#### Short task
List each line in which the string "Kroupa" appears.

----------

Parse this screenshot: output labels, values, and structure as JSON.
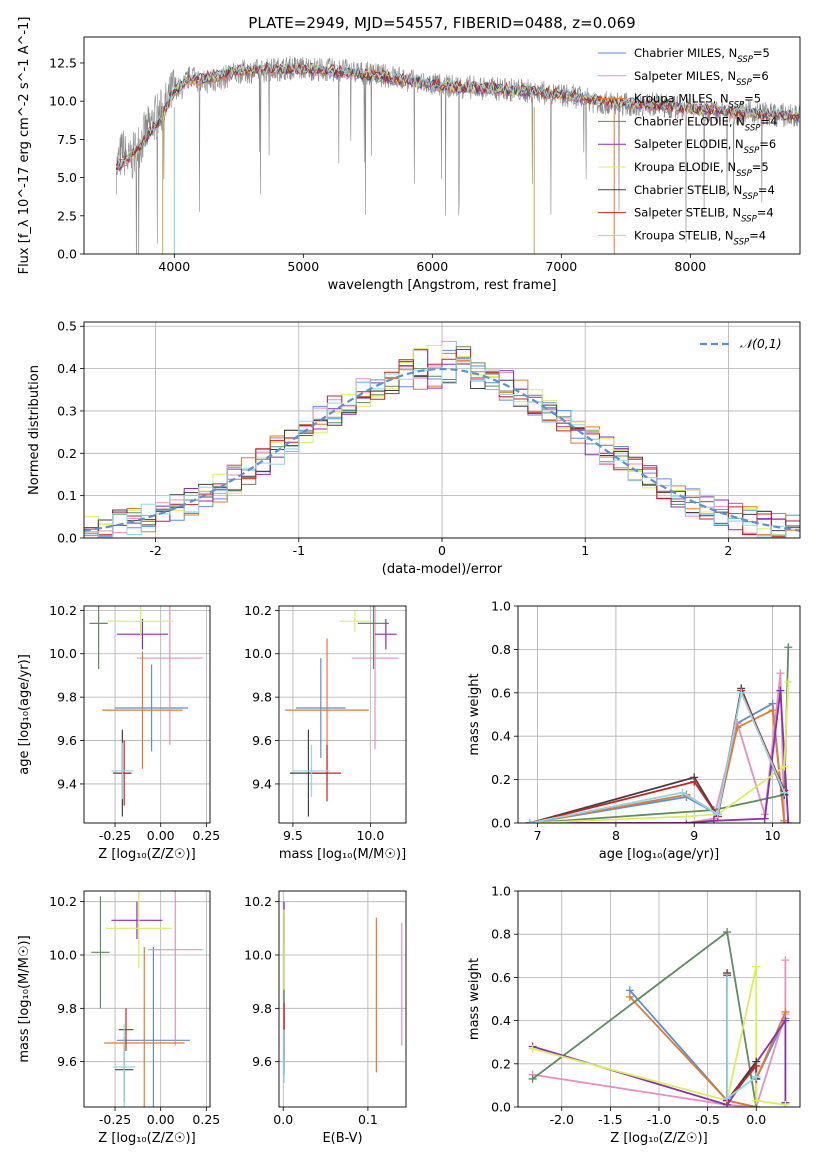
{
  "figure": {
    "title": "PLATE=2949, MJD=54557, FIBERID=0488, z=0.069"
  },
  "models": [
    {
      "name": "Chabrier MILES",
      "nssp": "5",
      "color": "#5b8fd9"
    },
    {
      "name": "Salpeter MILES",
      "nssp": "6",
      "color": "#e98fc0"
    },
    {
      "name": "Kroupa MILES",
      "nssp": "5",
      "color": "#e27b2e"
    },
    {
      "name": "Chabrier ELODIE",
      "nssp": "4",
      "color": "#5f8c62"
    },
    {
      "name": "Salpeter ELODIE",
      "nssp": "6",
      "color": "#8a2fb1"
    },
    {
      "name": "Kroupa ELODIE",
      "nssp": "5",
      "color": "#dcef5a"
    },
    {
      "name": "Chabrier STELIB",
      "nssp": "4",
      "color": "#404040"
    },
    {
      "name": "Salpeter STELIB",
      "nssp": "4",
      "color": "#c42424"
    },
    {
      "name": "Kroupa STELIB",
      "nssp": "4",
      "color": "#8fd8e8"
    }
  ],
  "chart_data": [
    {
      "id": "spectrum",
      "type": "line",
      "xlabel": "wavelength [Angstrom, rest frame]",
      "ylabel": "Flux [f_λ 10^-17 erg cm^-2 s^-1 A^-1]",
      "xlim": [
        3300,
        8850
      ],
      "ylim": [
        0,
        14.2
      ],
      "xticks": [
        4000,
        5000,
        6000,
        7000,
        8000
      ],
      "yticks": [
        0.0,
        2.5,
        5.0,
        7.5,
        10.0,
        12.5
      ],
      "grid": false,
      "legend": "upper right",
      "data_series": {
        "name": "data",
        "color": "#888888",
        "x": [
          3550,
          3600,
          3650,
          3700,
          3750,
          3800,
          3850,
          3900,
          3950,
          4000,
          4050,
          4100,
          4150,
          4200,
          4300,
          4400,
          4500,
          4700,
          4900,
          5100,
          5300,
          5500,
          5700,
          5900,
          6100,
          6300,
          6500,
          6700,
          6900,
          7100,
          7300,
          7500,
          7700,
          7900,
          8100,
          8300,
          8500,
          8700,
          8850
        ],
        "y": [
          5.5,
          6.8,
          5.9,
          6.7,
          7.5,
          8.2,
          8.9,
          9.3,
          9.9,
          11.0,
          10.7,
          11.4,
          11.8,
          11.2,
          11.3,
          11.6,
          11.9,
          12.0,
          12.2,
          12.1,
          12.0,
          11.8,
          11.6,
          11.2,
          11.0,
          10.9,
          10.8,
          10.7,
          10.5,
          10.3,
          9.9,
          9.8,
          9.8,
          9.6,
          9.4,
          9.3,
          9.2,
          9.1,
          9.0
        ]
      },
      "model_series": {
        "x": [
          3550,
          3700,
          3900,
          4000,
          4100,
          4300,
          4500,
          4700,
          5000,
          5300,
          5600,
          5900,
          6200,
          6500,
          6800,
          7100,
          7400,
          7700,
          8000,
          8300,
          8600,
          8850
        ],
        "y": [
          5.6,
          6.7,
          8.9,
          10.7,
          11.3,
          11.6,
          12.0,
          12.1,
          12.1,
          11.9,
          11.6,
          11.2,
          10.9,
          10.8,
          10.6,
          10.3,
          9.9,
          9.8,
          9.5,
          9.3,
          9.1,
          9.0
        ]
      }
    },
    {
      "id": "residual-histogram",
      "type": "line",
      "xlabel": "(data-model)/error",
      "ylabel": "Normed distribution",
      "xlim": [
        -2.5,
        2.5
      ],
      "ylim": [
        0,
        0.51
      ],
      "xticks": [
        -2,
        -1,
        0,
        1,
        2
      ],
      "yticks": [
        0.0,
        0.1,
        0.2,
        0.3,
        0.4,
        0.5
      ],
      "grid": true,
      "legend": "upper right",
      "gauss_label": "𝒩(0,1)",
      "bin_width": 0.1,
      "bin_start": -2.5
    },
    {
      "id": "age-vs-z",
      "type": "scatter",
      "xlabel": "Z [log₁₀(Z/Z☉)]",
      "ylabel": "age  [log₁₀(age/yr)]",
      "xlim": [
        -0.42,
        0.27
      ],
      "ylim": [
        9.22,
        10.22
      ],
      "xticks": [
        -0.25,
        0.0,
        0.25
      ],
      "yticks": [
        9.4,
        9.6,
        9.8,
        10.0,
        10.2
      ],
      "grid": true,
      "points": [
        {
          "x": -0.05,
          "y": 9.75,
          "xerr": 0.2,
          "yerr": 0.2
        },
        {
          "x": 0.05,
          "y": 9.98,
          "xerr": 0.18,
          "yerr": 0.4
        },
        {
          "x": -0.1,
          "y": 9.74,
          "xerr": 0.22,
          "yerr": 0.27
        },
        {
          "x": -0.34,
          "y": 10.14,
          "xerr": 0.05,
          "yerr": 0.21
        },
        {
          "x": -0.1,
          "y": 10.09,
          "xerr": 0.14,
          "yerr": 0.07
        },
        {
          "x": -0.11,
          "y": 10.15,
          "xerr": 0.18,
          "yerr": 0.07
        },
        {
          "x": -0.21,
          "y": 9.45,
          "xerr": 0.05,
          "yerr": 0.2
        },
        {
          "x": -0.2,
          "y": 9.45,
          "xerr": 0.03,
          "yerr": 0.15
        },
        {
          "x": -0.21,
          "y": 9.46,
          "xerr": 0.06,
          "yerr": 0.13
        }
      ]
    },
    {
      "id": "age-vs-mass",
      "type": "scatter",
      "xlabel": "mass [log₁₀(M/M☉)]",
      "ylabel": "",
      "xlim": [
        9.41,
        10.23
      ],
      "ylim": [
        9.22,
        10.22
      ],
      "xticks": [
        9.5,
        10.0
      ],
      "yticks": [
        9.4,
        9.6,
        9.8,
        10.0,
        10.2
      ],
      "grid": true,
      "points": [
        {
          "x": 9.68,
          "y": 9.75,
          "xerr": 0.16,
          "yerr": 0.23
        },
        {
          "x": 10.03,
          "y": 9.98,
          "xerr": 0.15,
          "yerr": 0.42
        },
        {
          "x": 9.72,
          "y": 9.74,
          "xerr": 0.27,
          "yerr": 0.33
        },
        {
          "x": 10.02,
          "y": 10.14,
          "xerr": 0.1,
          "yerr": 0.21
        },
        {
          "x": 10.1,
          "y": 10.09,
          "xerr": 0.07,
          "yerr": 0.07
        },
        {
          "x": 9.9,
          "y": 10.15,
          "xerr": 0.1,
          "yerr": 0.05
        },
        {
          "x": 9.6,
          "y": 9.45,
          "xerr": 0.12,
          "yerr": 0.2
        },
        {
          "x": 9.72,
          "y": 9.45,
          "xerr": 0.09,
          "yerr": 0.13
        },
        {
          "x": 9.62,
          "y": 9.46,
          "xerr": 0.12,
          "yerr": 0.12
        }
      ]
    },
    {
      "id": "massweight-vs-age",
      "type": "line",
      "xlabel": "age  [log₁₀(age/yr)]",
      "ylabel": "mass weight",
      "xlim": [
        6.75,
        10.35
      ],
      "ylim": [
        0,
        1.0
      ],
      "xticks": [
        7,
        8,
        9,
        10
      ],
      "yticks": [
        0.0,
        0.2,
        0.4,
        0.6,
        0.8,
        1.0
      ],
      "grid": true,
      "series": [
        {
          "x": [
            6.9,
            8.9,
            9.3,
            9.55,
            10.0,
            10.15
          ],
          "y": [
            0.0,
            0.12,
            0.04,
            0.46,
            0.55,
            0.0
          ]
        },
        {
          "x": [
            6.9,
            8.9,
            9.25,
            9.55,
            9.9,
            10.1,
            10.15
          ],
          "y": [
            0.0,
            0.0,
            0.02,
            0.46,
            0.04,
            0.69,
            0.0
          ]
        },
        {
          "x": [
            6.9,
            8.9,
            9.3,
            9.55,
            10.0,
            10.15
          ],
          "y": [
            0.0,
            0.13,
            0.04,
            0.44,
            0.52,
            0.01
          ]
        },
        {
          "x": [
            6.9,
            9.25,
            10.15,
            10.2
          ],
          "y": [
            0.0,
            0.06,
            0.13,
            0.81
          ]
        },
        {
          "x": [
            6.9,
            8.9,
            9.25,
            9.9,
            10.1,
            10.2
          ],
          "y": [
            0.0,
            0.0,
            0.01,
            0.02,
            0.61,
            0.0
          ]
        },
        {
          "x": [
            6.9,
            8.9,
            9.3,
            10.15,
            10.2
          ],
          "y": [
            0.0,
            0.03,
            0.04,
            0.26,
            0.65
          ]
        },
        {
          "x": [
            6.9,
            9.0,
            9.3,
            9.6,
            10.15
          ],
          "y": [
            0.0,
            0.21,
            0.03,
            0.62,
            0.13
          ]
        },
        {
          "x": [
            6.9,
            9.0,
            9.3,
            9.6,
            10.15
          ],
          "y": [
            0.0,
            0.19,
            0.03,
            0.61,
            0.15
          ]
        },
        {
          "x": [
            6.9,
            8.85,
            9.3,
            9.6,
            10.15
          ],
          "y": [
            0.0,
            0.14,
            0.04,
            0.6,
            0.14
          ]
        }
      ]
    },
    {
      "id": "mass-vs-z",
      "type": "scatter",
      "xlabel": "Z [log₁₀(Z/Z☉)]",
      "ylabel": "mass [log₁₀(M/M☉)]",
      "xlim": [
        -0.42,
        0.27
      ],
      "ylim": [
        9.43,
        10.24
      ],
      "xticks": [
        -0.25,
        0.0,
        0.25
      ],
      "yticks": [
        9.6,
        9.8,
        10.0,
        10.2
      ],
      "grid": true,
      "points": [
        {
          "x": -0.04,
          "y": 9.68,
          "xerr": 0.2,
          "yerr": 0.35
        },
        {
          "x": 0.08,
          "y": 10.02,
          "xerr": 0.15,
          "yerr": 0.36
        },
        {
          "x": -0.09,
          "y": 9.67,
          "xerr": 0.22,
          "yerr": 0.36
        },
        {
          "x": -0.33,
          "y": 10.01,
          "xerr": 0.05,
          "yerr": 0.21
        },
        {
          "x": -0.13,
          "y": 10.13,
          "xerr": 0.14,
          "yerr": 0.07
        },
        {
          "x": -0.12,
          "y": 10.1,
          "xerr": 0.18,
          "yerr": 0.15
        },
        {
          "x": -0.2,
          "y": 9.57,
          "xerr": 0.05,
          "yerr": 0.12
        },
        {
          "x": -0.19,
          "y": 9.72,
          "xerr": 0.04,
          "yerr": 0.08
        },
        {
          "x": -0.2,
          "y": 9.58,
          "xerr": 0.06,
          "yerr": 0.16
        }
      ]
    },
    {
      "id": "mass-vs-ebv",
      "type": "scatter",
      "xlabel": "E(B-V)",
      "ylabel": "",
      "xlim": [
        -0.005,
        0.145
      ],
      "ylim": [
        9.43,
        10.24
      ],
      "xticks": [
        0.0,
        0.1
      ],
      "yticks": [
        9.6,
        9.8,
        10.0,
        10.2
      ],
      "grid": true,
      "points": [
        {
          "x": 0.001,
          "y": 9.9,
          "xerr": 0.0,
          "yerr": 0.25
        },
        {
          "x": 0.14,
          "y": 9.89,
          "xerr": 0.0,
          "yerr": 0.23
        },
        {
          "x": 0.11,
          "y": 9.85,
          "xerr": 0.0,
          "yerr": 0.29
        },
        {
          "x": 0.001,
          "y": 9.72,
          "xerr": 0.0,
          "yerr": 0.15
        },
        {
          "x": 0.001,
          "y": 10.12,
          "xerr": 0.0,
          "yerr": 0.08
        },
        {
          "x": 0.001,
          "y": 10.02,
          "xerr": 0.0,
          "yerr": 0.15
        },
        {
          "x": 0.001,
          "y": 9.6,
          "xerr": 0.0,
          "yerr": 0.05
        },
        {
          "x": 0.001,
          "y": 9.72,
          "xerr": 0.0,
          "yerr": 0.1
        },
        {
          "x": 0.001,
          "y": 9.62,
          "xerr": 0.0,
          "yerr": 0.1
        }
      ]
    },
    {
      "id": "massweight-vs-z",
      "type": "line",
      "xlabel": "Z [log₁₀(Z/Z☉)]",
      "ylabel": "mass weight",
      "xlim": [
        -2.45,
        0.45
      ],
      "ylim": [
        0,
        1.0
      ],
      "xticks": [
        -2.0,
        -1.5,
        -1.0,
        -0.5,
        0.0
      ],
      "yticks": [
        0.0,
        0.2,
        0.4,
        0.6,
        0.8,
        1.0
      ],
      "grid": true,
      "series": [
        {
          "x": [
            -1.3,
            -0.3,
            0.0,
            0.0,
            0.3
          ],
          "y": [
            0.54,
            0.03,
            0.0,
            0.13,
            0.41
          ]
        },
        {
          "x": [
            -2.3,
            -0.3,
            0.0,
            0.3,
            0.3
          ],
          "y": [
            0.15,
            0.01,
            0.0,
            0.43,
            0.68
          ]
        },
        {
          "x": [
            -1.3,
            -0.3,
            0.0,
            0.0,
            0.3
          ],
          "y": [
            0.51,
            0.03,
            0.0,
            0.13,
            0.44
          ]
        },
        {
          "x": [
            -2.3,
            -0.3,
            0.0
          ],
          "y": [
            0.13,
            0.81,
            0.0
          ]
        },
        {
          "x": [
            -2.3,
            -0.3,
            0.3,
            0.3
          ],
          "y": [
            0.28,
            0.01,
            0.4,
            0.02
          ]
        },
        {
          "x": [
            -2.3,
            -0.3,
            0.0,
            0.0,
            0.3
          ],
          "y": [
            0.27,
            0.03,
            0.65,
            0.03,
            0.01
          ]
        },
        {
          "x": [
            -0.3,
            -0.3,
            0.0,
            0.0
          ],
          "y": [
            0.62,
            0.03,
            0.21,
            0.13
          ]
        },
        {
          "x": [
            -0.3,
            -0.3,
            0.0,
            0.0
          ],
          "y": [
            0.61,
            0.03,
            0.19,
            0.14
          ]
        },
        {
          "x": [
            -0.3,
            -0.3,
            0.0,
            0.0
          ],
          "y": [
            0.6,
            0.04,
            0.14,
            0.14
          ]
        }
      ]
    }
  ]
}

----------

#### Problem solution
      "name": "Kroupa MILES",
      "name": "Kroupa ELODIE",
      "name": "Kroupa STELIB",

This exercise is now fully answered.